* _AUFGABENSTELLUNG_:
Bearbeite die Zeilen von der Zeile mit „X-axis label: Humidex“ bis einschließlich der Zeile mit „What elements are“. Ersetze darin jedes „Humidex“ durch „Heat Index“ und gib nur diese Zeilen, sonst unverändert, wieder.

* _VORLIEGENDE DATENSÄTZE_:
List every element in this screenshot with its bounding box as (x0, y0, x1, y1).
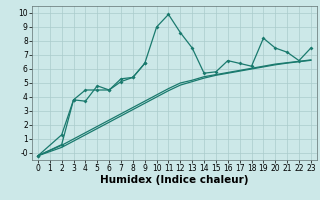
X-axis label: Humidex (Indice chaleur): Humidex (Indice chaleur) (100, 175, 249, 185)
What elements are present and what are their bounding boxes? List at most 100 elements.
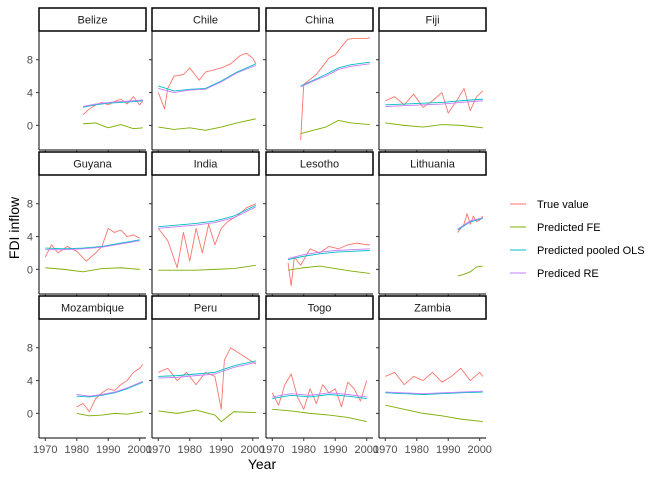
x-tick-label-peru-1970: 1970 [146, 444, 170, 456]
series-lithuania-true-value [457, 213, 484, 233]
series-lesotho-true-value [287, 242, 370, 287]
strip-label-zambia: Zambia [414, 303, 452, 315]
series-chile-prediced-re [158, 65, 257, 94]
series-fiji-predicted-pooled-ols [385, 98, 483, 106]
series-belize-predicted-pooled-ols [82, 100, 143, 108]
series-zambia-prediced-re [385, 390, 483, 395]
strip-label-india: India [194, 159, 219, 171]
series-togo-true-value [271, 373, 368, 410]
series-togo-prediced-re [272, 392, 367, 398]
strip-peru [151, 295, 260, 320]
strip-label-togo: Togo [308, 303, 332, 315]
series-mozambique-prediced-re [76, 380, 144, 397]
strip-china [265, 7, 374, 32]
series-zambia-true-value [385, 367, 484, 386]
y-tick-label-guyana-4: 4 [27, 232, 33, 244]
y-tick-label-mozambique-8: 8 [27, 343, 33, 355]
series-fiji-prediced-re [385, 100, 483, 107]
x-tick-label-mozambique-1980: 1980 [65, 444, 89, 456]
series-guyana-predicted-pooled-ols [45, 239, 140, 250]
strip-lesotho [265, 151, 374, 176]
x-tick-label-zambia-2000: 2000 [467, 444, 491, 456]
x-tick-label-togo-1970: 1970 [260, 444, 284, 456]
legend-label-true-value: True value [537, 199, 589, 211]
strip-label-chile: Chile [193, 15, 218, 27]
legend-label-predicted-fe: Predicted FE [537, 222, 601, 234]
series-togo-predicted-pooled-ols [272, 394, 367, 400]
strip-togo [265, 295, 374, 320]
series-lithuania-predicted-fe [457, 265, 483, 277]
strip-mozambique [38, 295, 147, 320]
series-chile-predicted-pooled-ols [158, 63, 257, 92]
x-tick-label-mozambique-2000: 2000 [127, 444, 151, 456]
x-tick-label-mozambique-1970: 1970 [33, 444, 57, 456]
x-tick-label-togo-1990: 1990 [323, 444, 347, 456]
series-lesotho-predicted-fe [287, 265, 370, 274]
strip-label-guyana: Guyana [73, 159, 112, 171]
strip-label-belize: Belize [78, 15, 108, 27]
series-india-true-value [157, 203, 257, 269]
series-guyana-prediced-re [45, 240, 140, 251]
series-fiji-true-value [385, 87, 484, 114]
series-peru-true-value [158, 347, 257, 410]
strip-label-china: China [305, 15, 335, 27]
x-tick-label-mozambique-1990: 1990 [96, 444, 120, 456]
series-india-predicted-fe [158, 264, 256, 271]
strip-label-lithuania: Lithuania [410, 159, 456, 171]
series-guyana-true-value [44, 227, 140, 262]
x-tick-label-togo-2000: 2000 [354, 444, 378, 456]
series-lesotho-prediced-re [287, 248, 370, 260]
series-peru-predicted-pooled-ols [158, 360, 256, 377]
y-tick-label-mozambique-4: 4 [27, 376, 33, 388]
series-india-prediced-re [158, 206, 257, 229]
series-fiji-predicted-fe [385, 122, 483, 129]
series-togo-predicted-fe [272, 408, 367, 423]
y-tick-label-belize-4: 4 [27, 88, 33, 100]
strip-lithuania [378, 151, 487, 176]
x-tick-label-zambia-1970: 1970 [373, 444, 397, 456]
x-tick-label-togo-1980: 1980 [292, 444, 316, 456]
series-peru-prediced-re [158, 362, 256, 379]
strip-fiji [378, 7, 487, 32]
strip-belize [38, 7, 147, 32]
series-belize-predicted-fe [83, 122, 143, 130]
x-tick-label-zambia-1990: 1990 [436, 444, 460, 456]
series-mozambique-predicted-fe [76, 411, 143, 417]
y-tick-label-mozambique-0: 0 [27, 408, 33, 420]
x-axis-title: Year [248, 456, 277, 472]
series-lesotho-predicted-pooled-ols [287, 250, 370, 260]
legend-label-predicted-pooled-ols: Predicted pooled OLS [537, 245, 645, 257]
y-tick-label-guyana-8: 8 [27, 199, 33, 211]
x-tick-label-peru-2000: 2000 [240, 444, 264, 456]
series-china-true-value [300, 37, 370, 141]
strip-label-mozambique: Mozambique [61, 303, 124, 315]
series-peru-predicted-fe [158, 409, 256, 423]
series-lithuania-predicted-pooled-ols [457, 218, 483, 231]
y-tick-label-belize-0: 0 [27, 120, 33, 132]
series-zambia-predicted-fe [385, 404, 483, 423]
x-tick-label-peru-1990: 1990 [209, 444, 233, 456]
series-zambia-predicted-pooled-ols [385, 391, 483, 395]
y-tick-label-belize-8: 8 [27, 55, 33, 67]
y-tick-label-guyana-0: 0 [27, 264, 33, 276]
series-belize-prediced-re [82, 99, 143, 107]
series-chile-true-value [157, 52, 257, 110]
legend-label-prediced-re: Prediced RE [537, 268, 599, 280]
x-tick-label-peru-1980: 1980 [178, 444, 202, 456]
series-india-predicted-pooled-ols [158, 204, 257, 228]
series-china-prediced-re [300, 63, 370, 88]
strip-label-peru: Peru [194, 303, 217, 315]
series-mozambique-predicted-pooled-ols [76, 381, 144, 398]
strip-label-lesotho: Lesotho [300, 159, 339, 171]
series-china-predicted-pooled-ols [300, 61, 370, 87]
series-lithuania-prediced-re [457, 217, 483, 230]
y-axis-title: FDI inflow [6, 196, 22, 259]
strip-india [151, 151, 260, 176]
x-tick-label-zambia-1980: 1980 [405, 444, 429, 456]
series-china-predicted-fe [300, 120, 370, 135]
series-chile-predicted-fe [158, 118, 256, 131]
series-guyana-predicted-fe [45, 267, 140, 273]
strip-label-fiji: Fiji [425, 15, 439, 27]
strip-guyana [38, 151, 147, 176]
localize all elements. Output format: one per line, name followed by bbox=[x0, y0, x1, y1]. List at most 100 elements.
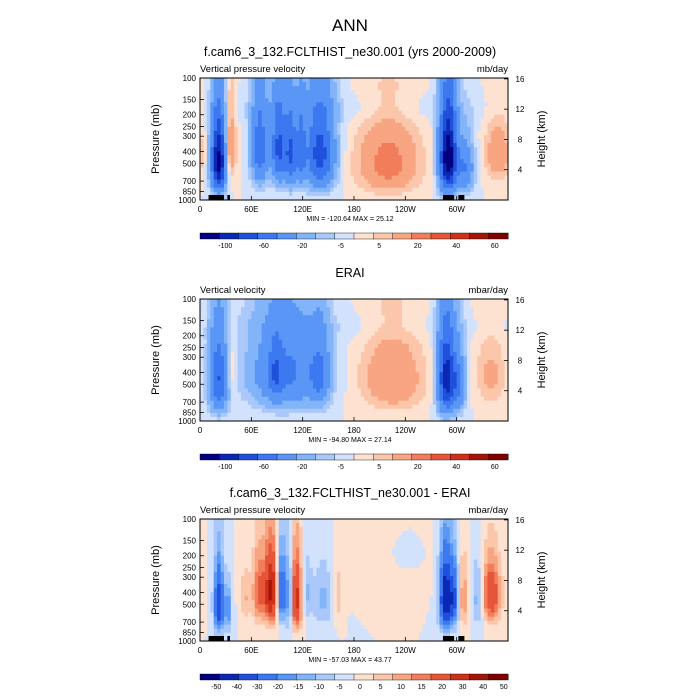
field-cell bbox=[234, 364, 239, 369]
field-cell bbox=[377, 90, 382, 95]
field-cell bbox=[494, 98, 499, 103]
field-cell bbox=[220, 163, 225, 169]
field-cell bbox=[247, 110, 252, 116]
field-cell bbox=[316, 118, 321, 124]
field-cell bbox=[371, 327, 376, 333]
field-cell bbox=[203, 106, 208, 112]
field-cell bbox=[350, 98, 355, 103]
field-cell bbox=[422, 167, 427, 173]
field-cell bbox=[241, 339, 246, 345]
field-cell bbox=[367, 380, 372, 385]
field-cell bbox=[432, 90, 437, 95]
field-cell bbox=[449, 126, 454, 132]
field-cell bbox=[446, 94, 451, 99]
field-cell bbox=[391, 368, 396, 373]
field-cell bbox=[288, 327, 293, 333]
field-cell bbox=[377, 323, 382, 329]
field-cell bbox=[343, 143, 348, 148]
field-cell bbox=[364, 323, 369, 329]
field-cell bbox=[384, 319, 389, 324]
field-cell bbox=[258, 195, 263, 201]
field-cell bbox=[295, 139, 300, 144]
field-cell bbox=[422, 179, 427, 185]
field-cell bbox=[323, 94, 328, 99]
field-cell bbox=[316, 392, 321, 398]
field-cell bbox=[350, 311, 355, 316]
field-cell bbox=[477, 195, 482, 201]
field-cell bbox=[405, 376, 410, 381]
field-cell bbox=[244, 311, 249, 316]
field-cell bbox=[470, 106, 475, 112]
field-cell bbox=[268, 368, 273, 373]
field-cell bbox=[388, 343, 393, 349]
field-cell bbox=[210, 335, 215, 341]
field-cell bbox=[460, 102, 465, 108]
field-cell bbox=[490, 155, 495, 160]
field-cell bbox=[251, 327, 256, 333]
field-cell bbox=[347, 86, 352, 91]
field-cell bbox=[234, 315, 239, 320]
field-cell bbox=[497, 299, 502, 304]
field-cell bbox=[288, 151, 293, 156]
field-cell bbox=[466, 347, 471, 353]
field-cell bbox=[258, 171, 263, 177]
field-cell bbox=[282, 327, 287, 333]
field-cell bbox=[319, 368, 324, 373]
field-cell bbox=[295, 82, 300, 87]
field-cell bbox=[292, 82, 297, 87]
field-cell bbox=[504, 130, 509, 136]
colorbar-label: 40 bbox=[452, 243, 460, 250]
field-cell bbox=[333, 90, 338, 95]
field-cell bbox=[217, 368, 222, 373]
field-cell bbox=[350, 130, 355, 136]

* _BEARBEITETE AUFGABE_:
X-axis label: Heat Index (Indice chaleur): Heat Index (Indice chaleur) (100, 175, 249, 185)
What elements are present and what are their bounding boxes? List at most 100 elements.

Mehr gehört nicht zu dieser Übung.